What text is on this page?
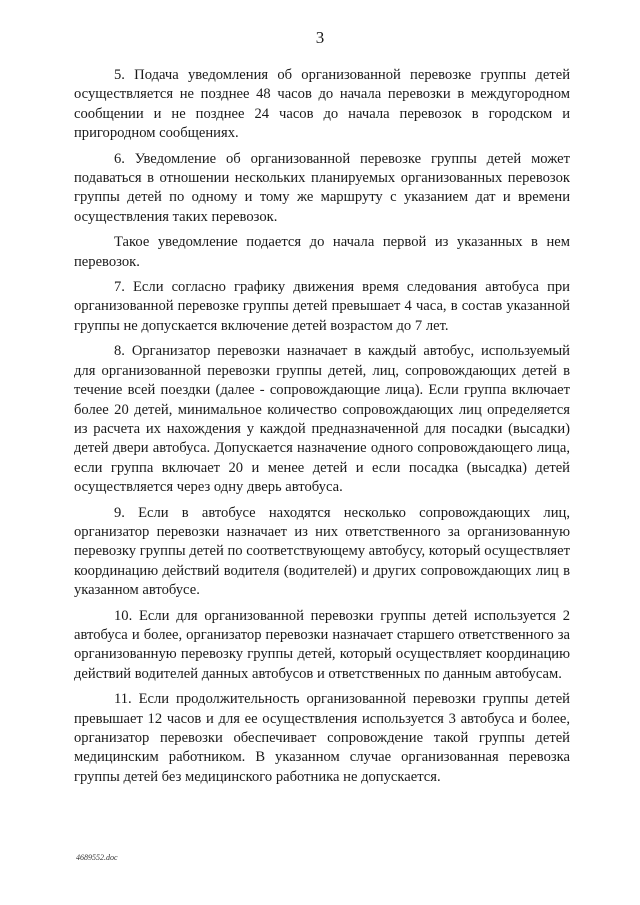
3

5. Подача уведомления об организованной перевозке группы детей осуществляется не позднее 48 часов до начала перевозки в междугородном сообщении и не позднее 24 часов до начала перевозок в городском и пригородном сообщениях.

6. Уведомление об организованной перевозке группы детей может подаваться в отношении нескольких планируемых организованных перевозок группы детей по одному и тому же маршруту с указанием дат и времени осуществления таких перевозок.

Такое уведомление подается до начала первой из указанных в нем перевозок.

7. Если согласно графику движения время следования автобуса при организованной перевозке группы детей превышает 4 часа, в состав указанной группы не допускается включение детей возрастом до 7 лет.

8. Организатор перевозки назначает в каждый автобус, используемый для организованной перевозки группы детей, лиц, сопровождающих детей в течение всей поездки (далее - сопровождающие лица). Если группа включает более 20 детей, минимальное количество сопровождающих лиц определяется из расчета их нахождения у каждой предназначенной для посадки (высадки) детей двери автобуса. Допускается назначение одного сопровождающего лица, если группа включает 20 и менее детей и если посадка (высадка) детей осуществляется через одну дверь автобуса.

9. Если в автобусе находятся несколько сопровождающих лиц, организатор перевозки назначает из них ответственного за организованную перевозку группы детей по соответствующему автобусу, который осуществляет координацию действий водителя (водителей) и других сопровождающих лиц в указанном автобусе.

10. Если для организованной перевозки группы детей используется 2 автобуса и более, организатор перевозки назначает старшего ответственного за организованную перевозку группы детей, который осуществляет координацию действий водителей данных автобусов и ответственных по данным автобусам.

11. Если продолжительность организованной перевозки группы детей превышает 12 часов и для ее осуществления используется 3 автобуса и более, организатор перевозки обеспечивает сопровождение такой группы детей медицинским работником. В указанном случае организованная перевозка группы детей без медицинского работника не допускается.

4689552.doc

•••

Filter the records above for lines containing the word "часов", and copy those lines.

Exercise solution:
5. Подача уведомления об организованной перевозке группы детей осуществляется не позднее 48 часов до начала перевозки в междугородном сообщении и не позднее 24 часов до начала перевозок в городском и пригородном сообщениях.
11. Если продолжительность организованной перевозки группы детей превышает 12 часов и для ее осуществления используется 3 автобуса и более, организатор перевозки обеспечивает сопровождение такой группы детей медицинским работником. В указанном случае организованная перевозка группы детей без медицинского работника не допускается.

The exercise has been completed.